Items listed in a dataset

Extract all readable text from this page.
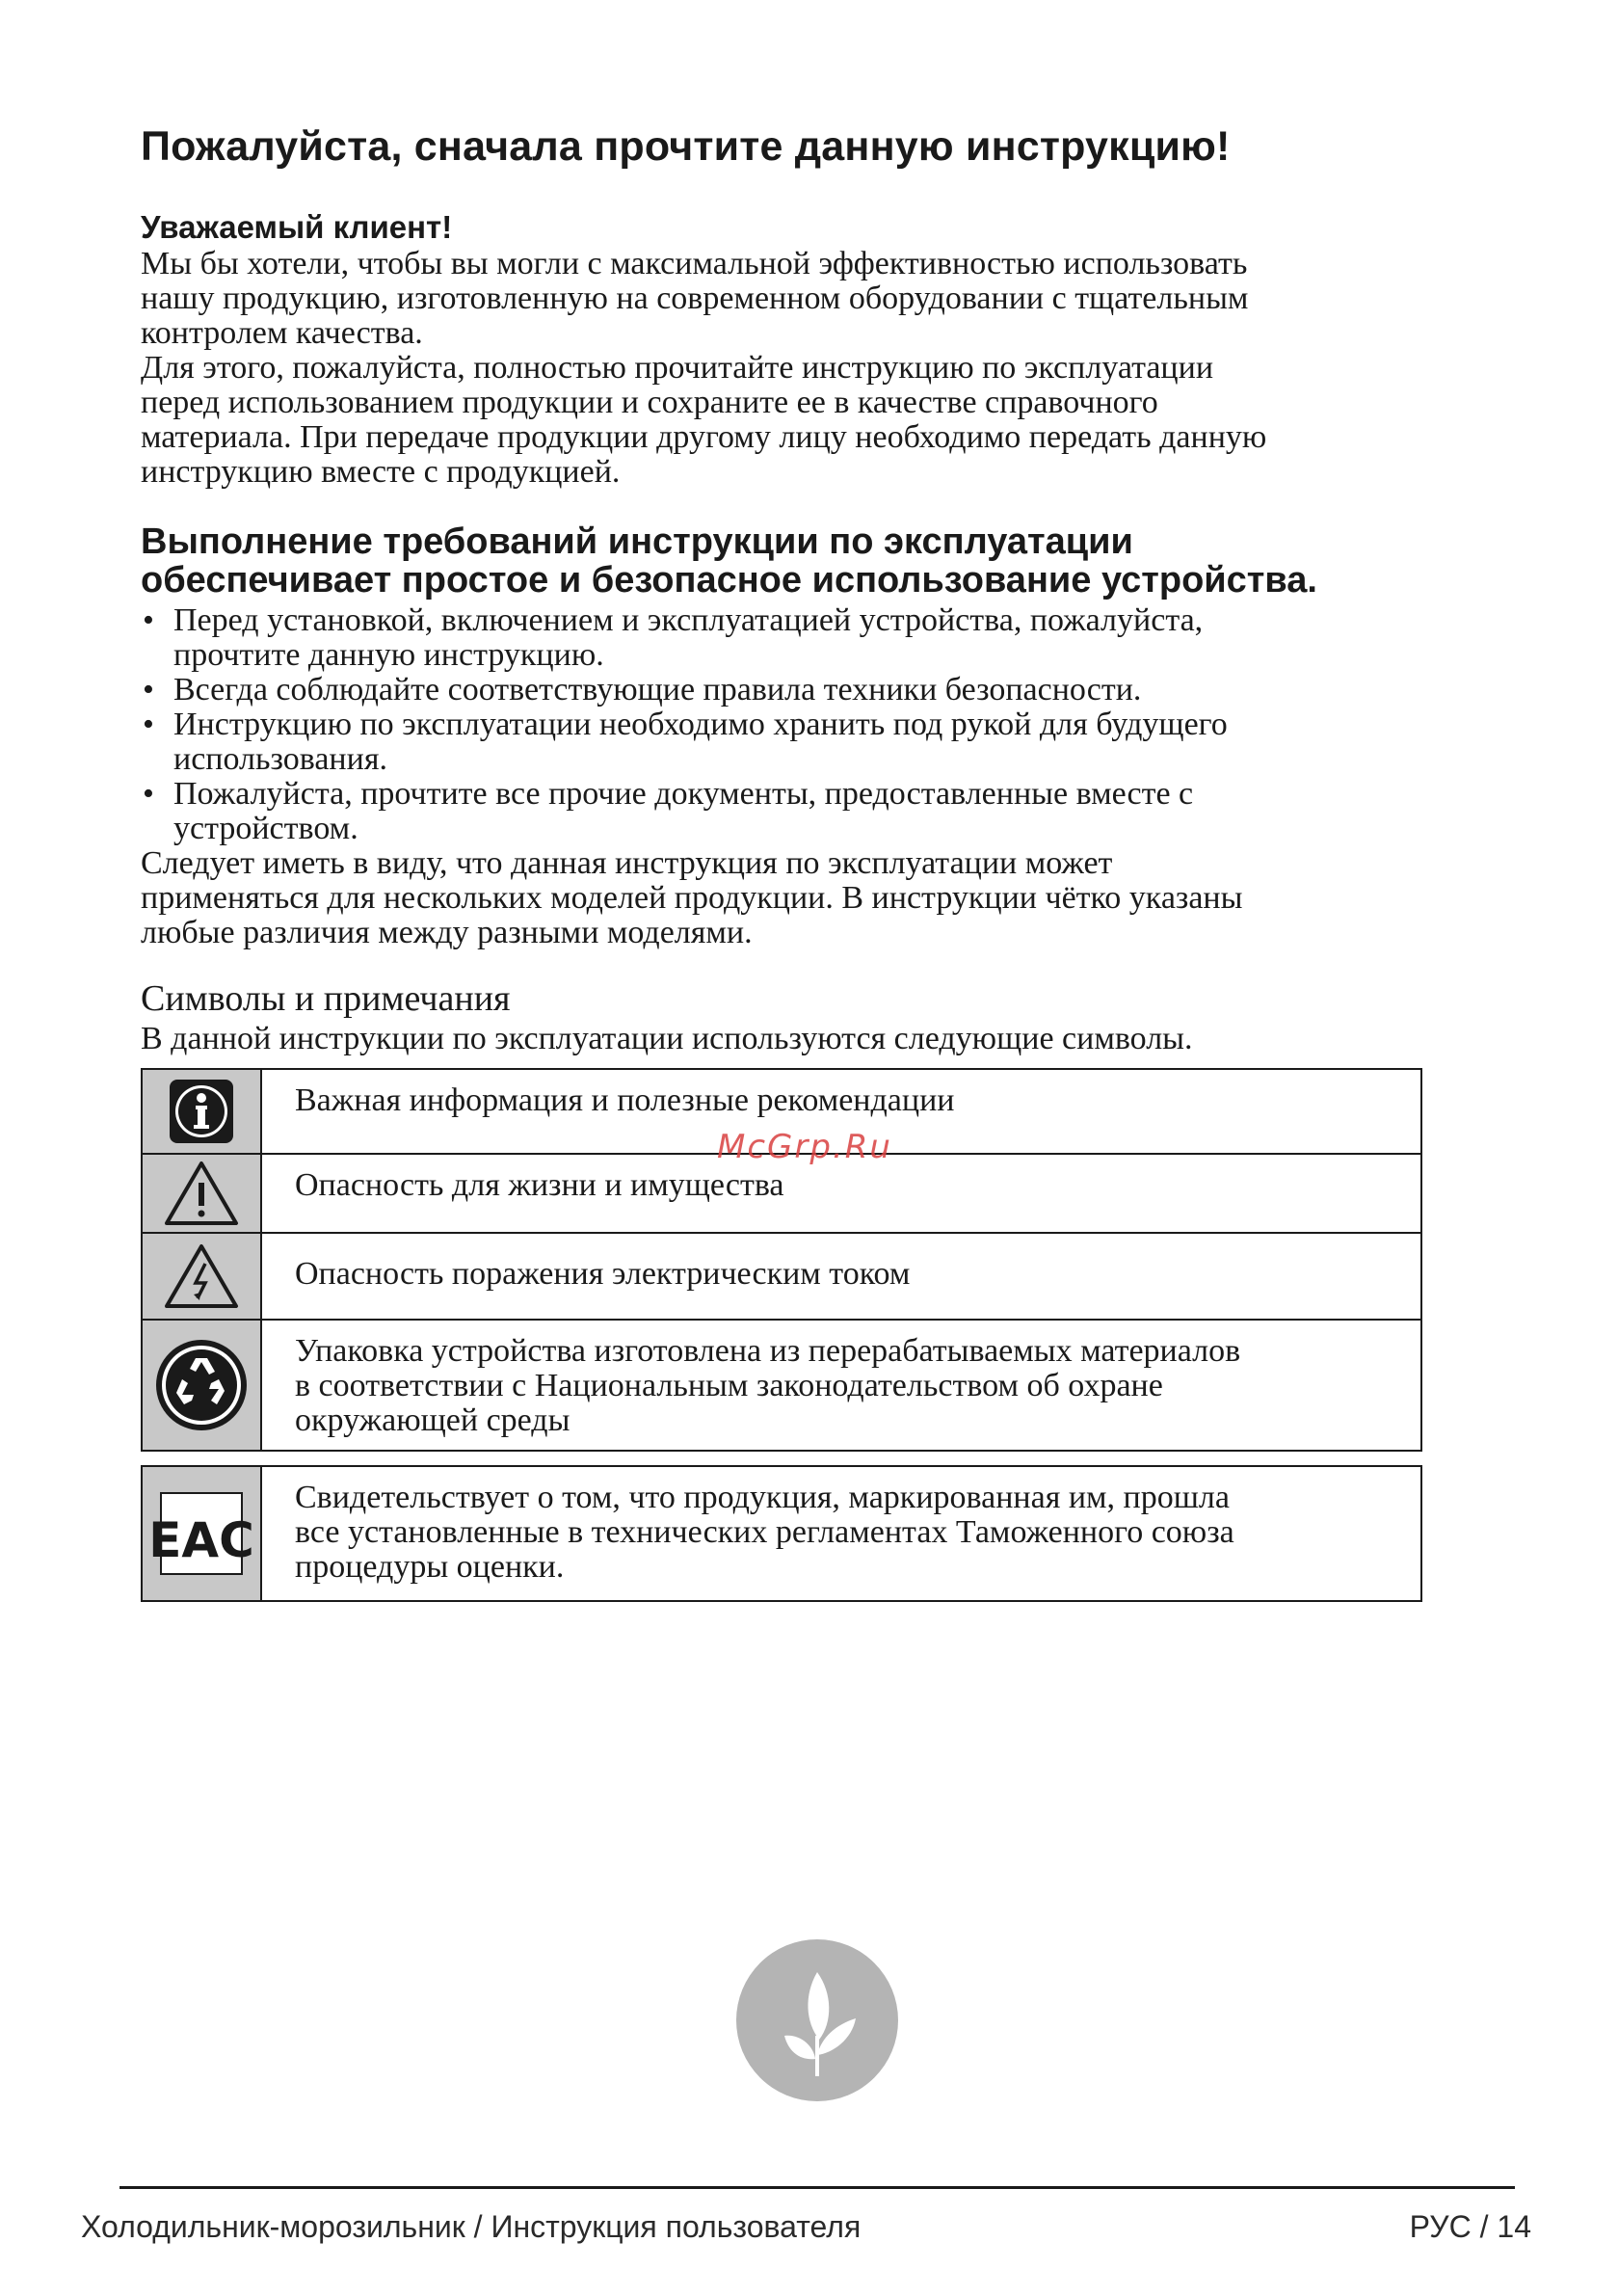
Пожалуйста, сначала прочтите данную инструкцию!

Уважаемый клиент!

Мы бы хотели, чтобы вы могли с максимальной эффективностью использовать

нашу продукцию, изготовленную на современном оборудовании с тщательным

контролем качества.

Для этого, пожалуйста, полностью прочитайте инструкцию по эксплуатации

перед использованием продукции и сохраните ее в качестве справочного

материала. При передаче продукции другому лицу необходимо передать данную

инструкцию вместе с продукцией.

Выполнение требований инструкции по эксплуатации

обеспечивает простое и безопасное использование устройства.

• Перед установкой, включением и эксплуатацией устройства, пожалуйста,
прочтите данную инструкцию.
• Всегда соблюдайте соответствующие правила техники безопасности.
• Инструкцию по эксплуатации необходимо хранить под рукой для будущего
использования.
• Пожалуйста, прочтите все прочие документы, предоставленные вместе с
устройством.

Следует иметь в виду, что данная инструкция по эксплуатации может

применяться для нескольких моделей продукции. В инструкции чётко указаны

любые различия между разными моделями.

Символы и примечания
В данной инструкции по эксплуатации используются следующие символы.
Важная информация и полезные рекомендации
Опасность для жизни и имущества
Опасность поражения электрическим током
Упаковка устройства изготовлена из перерабатываемых материалов
в соответствии с Национальным законодательством об охране
окружающей среды
EAC
Свидетельствует о том, что продукция, маркированная им, прошла
все установленные в технических регламентах Таможенного союза
процедуры оценки.
McGrp.Ru
Холодильник-морозильник / Инструкция пользователя	РУС / 14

**Task goal**: From the entries above, copy each line holding "устройства".

**Finished exercise**:
обеспечивает простое и безопасное использование устройства.
• Перед установкой, включением и эксплуатацией устройства, пожалуйста,
Упаковка устройства изготовлена из перерабатываемых материалов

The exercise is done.